What the task asks |
Give the number of lines holding the string "przy", and nothing else.

[BEGIN Input data]

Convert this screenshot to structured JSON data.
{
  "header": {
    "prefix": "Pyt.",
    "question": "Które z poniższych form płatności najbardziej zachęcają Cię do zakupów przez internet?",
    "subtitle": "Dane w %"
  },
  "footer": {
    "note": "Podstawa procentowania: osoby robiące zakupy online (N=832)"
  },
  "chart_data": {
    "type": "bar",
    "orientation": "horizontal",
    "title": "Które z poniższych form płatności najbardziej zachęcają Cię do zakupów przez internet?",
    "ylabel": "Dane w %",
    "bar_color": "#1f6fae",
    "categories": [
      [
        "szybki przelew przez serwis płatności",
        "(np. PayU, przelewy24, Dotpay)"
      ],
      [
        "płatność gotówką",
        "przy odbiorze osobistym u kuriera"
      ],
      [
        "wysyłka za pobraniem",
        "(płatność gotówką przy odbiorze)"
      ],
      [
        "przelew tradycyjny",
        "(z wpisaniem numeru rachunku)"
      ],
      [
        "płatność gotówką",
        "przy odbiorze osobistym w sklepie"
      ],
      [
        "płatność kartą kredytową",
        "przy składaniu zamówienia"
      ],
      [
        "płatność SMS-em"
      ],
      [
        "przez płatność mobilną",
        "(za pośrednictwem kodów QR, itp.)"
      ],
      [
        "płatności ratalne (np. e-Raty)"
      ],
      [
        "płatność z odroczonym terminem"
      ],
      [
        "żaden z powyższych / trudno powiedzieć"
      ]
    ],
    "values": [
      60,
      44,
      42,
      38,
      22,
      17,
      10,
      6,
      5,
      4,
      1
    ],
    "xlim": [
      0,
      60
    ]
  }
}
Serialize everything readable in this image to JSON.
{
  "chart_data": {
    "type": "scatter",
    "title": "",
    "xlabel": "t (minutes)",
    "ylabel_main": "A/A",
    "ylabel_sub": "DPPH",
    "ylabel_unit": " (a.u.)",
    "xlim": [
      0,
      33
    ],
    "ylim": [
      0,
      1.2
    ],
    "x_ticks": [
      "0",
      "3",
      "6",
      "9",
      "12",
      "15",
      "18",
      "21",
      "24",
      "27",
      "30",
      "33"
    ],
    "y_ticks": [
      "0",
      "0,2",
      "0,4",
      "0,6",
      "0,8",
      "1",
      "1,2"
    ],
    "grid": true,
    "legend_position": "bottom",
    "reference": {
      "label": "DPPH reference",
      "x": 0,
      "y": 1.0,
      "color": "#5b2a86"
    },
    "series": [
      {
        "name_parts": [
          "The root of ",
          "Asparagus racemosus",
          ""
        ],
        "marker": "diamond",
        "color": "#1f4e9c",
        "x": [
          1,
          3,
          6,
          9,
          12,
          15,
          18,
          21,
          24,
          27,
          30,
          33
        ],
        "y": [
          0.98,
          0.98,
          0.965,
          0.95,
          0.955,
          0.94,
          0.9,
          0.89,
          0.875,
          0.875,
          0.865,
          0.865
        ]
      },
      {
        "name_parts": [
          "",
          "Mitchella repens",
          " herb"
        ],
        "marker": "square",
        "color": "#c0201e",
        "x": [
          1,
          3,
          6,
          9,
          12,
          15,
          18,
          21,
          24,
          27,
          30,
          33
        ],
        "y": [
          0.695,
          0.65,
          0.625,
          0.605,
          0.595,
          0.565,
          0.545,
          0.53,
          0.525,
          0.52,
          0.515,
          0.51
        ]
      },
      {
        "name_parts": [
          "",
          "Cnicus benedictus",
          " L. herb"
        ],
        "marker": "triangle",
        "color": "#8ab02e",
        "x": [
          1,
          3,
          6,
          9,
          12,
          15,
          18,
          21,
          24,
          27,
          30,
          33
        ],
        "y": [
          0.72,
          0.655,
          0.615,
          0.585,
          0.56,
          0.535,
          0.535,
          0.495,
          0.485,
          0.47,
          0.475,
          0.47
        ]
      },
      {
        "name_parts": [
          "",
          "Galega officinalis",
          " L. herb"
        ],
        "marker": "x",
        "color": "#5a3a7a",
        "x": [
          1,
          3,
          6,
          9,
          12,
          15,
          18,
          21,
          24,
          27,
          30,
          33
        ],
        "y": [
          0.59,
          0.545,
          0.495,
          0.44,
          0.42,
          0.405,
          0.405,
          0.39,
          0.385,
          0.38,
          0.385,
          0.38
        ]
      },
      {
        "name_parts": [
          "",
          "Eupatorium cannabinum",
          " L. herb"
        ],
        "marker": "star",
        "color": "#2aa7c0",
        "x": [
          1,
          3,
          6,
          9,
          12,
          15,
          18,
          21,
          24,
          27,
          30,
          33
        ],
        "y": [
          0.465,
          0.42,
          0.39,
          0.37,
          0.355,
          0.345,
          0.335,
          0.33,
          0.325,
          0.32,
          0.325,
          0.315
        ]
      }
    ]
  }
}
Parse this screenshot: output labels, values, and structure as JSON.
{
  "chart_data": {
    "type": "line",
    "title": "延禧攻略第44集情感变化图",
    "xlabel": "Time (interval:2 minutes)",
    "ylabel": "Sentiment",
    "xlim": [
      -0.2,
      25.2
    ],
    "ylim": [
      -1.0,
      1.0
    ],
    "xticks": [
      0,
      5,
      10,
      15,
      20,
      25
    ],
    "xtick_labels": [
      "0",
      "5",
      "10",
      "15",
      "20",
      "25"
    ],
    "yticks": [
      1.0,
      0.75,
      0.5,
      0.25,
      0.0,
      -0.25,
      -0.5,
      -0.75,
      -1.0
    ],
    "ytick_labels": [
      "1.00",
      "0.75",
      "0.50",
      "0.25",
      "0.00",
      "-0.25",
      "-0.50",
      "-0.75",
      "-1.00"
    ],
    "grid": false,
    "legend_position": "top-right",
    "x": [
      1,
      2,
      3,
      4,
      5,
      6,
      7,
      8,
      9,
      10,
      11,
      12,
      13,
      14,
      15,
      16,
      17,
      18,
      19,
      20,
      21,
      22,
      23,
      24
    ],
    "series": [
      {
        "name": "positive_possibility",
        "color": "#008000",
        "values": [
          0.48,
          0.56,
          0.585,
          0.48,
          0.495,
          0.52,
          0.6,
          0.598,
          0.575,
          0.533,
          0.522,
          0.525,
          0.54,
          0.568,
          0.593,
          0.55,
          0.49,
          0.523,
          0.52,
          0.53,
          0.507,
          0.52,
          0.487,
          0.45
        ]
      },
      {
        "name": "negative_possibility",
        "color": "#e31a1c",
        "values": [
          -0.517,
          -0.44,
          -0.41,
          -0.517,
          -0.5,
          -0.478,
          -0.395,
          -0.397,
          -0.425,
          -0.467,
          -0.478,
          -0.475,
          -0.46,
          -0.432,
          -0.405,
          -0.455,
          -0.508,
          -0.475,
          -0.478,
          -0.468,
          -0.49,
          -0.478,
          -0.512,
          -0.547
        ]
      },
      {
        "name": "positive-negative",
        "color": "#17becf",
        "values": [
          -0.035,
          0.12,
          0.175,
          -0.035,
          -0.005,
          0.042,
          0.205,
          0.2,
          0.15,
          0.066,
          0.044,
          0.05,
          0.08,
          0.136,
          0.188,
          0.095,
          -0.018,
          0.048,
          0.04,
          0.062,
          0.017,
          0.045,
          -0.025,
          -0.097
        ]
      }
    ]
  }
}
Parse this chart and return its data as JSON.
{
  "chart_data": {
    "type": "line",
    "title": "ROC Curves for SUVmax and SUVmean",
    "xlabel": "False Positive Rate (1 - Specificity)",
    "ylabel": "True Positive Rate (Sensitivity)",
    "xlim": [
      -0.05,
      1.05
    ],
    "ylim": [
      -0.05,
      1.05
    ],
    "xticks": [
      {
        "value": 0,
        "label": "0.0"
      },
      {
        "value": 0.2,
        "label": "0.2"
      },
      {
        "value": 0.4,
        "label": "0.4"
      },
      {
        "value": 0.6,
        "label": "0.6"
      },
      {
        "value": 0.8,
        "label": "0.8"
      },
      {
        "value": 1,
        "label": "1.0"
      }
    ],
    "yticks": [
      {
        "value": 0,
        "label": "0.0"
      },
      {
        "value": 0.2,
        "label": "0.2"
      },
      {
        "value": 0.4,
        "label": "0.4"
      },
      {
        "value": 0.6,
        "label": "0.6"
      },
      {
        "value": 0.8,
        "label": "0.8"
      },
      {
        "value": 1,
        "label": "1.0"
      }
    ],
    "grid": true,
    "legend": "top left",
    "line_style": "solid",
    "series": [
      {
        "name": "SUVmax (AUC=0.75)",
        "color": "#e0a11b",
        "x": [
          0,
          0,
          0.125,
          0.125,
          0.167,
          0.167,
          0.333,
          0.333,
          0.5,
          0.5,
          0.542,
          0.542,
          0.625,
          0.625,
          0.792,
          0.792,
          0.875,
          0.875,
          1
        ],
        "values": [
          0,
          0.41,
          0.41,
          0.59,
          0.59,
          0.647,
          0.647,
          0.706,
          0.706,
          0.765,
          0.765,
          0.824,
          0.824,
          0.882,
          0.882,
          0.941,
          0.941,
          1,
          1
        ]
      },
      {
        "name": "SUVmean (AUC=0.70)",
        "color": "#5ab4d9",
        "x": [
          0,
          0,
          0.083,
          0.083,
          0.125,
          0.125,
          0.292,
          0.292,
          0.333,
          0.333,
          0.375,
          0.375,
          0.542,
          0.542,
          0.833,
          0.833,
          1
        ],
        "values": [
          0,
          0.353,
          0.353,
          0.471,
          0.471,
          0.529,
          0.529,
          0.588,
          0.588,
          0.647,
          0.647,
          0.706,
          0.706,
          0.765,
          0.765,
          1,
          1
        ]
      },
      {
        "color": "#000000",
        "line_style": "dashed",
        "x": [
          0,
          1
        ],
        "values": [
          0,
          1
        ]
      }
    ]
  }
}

[END Input data]

The reply |
4